**Directive:** Output the records. Match them exactly.

**Materials provided:**
-.-.-

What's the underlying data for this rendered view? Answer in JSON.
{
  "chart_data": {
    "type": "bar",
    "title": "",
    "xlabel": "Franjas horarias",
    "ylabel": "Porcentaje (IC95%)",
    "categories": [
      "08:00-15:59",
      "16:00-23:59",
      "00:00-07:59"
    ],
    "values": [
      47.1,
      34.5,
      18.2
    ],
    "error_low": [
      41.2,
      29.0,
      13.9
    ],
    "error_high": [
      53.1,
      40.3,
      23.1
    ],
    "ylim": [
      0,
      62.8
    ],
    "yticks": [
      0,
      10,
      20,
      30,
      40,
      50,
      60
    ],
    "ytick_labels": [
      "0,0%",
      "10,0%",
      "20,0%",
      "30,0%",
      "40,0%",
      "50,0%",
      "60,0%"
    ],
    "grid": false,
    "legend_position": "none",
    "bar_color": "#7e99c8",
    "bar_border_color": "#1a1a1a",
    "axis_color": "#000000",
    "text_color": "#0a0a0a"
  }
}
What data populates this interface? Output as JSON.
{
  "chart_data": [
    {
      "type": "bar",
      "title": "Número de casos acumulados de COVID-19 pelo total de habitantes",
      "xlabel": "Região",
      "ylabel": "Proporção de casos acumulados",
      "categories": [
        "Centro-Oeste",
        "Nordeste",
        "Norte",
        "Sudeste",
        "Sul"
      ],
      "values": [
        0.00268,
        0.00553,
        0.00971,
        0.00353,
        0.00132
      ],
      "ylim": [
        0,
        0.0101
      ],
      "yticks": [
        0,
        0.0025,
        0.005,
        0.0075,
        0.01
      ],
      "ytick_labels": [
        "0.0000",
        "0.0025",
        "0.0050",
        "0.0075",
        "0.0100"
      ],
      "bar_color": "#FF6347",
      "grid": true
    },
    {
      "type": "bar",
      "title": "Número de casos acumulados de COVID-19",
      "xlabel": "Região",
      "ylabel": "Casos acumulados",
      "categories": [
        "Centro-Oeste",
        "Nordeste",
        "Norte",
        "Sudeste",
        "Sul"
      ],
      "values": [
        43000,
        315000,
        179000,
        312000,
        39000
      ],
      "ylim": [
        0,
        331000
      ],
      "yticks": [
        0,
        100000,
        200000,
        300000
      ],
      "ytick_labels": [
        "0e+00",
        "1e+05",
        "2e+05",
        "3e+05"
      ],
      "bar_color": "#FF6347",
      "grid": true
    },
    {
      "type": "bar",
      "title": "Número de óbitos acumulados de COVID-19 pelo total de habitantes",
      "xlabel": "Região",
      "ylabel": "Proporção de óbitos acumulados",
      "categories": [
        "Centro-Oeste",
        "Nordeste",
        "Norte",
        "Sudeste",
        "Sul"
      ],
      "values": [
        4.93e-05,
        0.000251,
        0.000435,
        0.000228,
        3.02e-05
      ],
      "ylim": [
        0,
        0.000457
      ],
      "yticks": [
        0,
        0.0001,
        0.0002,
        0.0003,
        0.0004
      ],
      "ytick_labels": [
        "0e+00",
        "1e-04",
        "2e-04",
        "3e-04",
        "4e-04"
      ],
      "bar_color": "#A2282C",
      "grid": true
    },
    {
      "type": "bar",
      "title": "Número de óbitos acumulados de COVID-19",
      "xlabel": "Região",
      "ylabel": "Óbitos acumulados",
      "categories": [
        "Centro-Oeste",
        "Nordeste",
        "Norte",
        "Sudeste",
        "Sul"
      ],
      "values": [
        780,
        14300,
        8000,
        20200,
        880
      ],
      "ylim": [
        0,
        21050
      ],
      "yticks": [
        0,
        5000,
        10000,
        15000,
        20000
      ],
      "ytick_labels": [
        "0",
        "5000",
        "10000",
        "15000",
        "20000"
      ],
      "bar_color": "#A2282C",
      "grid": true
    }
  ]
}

-.-.-

**Output for this task:**
What's the underlying data for this rendered view? Answer in JSON.
{
  "chart_data": {
    "type": "bar",
    "title": "",
    "xlabel": "Franjas horarias",
    "ylabel": "Porcentaje (IC95%)",
    "categories": [
      "08:00-15:59",
      "16:00-23:59",
      "00:00-07:59"
    ],
    "values": [
      47.1,
      34.5,
      18.2
    ],
    "error_low": [
      41.2,
      29.0,
      13.9
    ],
    "error_high": [
      53.1,
      40.3,
      23.1
    ],
    "ylim": [
      0,
      62.8
    ],
    "yticks": [
      0,
      10,
      20,
      30,
      40,
      50,
      60
    ],
    "ytick_labels": [
      "0,0%",
      "10,0%",
      "20,0%",
      "30,0%",
      "40,0%",
      "50,0%",
      "60,0%"
    ],
    "grid": false,
    "legend_position": "none",
    "bar_color": "#7e99c8",
    "bar_border_color": "#1a1a1a",
    "axis_color": "#000000",
    "text_color": "#0a0a0a"
  }
}
What data populates this interface? Output as JSON.
{
  "chart_data": [
    {
      "type": "bar",
      "title": "Número de casos acumulados de COVID-19 pelo total de habitantes",
      "xlabel": "Região",
      "ylabel": "Proporção de casos acumulados",
      "categories": [
        "Centro-Oeste",
        "Nordeste",
        "Norte",
        "Sudeste",
        "Sul"
      ],
      "values": [
        0.00268,
        0.00553,
        0.00971,
        0.00353,
        0.00132
      ],
      "ylim": [
        0,
        0.0101
      ],
      "yticks": [
        0,
        0.0025,
        0.005,
        0.0075,
        0.01
      ],
      "ytick_labels": [
        "0.0000",
        "0.0025",
        "0.0050",
        "0.0075",
        "0.0100"
      ],
      "bar_color": "#FF6347",
      "grid": true
    },
    {
      "type": "bar",
      "title": "Número de casos acumulados de COVID-19",
      "xlabel": "Região",
      "ylabel": "Casos acumulados",
      "categories": [
        "Centro-Oeste",
        "Nordeste",
        "Norte",
        "Sudeste",
        "Sul"
      ],
      "values": [
        43000,
        315000,
        179000,
        312000,
        39000
      ],
      "ylim": [
        0,
        331000
      ],
      "yticks": [
        0,
        100000,
        200000,
        300000
      ],
      "ytick_labels": [
        "0e+00",
        "1e+05",
        "2e+05",
        "3e+05"
      ],
      "bar_color": "#FF6347",
      "grid": true
    },
    {
      "type": "bar",
      "title": "Número de óbitos acumulados de COVID-19 pelo total de habitantes",
      "xlabel": "Região",
      "ylabel": "Proporção de óbitos acumulados",
      "categories": [
        "Centro-Oeste",
        "Nordeste",
        "Norte",
        "Sudeste",
        "Sul"
      ],
      "values": [
        4.93e-05,
        0.000251,
        0.000435,
        0.000228,
        3.02e-05
      ],
      "ylim": [
        0,
        0.000457
      ],
      "yticks": [
        0,
        0.0001,
        0.0002,
        0.0003,
        0.0004
      ],
      "ytick_labels": [
        "0e+00",
        "1e-04",
        "2e-04",
        "3e-04",
        "4e-04"
      ],
      "bar_color": "#A2282C",
      "grid": true
    },
    {
      "type": "bar",
      "title": "Número de óbitos acumulados de COVID-19",
      "xlabel": "Região",
      "ylabel": "Óbitos acumulados",
      "categories": [
        "Centro-Oeste",
        "Nordeste",
        "Norte",
        "Sudeste",
        "Sul"
      ],
      "values": [
        780,
        14300,
        8000,
        20200,
        880
      ],
      "ylim": [
        0,
        21050
      ],
      "yticks": [
        0,
        5000,
        10000,
        15000,
        20000
      ],
      "ytick_labels": [
        "0",
        "5000",
        "10000",
        "15000",
        "20000"
      ],
      "bar_color": "#A2282C",
      "grid": true
    }
  ]
}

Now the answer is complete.